* **Data for the task**:
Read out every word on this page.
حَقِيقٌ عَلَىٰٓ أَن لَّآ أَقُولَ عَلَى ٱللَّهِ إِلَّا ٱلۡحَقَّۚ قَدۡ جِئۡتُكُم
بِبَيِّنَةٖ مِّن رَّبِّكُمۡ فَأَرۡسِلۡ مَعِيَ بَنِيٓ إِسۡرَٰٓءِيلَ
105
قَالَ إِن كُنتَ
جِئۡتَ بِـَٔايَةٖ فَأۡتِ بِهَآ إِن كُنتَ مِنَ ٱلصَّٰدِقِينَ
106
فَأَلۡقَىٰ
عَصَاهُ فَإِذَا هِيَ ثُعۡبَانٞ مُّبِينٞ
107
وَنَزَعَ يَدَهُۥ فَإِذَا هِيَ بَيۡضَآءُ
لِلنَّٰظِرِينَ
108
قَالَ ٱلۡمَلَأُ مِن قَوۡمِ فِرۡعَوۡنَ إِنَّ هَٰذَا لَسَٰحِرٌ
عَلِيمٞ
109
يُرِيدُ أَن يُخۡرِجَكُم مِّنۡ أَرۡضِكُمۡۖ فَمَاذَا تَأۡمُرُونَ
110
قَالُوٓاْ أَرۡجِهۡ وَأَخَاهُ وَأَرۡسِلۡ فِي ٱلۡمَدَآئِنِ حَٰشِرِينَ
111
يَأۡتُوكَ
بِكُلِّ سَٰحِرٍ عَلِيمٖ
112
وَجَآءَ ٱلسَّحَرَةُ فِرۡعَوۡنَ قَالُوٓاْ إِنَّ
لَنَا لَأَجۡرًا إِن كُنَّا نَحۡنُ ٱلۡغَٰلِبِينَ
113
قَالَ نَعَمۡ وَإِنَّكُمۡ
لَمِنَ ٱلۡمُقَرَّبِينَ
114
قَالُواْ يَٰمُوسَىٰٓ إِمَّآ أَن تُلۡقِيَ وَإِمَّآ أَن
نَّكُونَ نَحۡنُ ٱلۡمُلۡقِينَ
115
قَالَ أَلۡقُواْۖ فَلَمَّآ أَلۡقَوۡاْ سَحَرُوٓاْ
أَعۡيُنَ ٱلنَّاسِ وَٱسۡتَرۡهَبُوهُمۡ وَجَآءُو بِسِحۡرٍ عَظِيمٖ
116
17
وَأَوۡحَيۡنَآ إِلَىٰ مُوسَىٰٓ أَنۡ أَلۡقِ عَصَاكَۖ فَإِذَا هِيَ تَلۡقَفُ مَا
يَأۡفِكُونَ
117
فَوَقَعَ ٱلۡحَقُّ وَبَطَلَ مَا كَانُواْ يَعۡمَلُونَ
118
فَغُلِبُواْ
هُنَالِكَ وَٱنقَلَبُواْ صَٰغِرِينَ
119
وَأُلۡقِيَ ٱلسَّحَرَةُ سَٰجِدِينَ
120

* **Requirement**:
Output every record above exactly as it appears.

* **The completed task**:
Read out every word on this page.
حَقِيقٌ عَلَىٰٓ أَن لَّآ أَقُولَ عَلَى ٱللَّهِ إِلَّا ٱلۡحَقَّۚ قَدۡ جِئۡتُكُم
بِبَيِّنَةٖ مِّن رَّبِّكُمۡ فَأَرۡسِلۡ مَعِيَ بَنِيٓ إِسۡرَٰٓءِيلَ
105
قَالَ إِن كُنتَ
جِئۡتَ بِـَٔايَةٖ فَأۡتِ بِهَآ إِن كُنتَ مِنَ ٱلصَّٰدِقِينَ
106
فَأَلۡقَىٰ
عَصَاهُ فَإِذَا هِيَ ثُعۡبَانٞ مُّبِينٞ
107
وَنَزَعَ يَدَهُۥ فَإِذَا هِيَ بَيۡضَآءُ
لِلنَّٰظِرِينَ
108
قَالَ ٱلۡمَلَأُ مِن قَوۡمِ فِرۡعَوۡنَ إِنَّ هَٰذَا لَسَٰحِرٌ
عَلِيمٞ
109
يُرِيدُ أَن يُخۡرِجَكُم مِّنۡ أَرۡضِكُمۡۖ فَمَاذَا تَأۡمُرُونَ
110
قَالُوٓاْ أَرۡجِهۡ وَأَخَاهُ وَأَرۡسِلۡ فِي ٱلۡمَدَآئِنِ حَٰشِرِينَ
111
يَأۡتُوكَ
بِكُلِّ سَٰحِرٍ عَلِيمٖ
112
وَجَآءَ ٱلسَّحَرَةُ فِرۡعَوۡنَ قَالُوٓاْ إِنَّ
لَنَا لَأَجۡرًا إِن كُنَّا نَحۡنُ ٱلۡغَٰلِبِينَ
113
قَالَ نَعَمۡ وَإِنَّكُمۡ
لَمِنَ ٱلۡمُقَرَّبِينَ
114
قَالُواْ يَٰمُوسَىٰٓ إِمَّآ أَن تُلۡقِيَ وَإِمَّآ أَن
نَّكُونَ نَحۡنُ ٱلۡمُلۡقِينَ
115
قَالَ أَلۡقُواْۖ فَلَمَّآ أَلۡقَوۡاْ سَحَرُوٓاْ
أَعۡيُنَ ٱلنَّاسِ وَٱسۡتَرۡهَبُوهُمۡ وَجَآءُو بِسِحۡرٍ عَظِيمٖ
116
17
وَأَوۡحَيۡنَآ إِلَىٰ مُوسَىٰٓ أَنۡ أَلۡقِ عَصَاكَۖ فَإِذَا هِيَ تَلۡقَفُ مَا
يَأۡفِكُونَ
117
فَوَقَعَ ٱلۡحَقُّ وَبَطَلَ مَا كَانُواْ يَعۡمَلُونَ
118
فَغُلِبُواْ
هُنَالِكَ وَٱنقَلَبُواْ صَٰغِرِينَ
119
وَأُلۡقِيَ ٱلسَّحَرَةُ سَٰجِدِينَ
120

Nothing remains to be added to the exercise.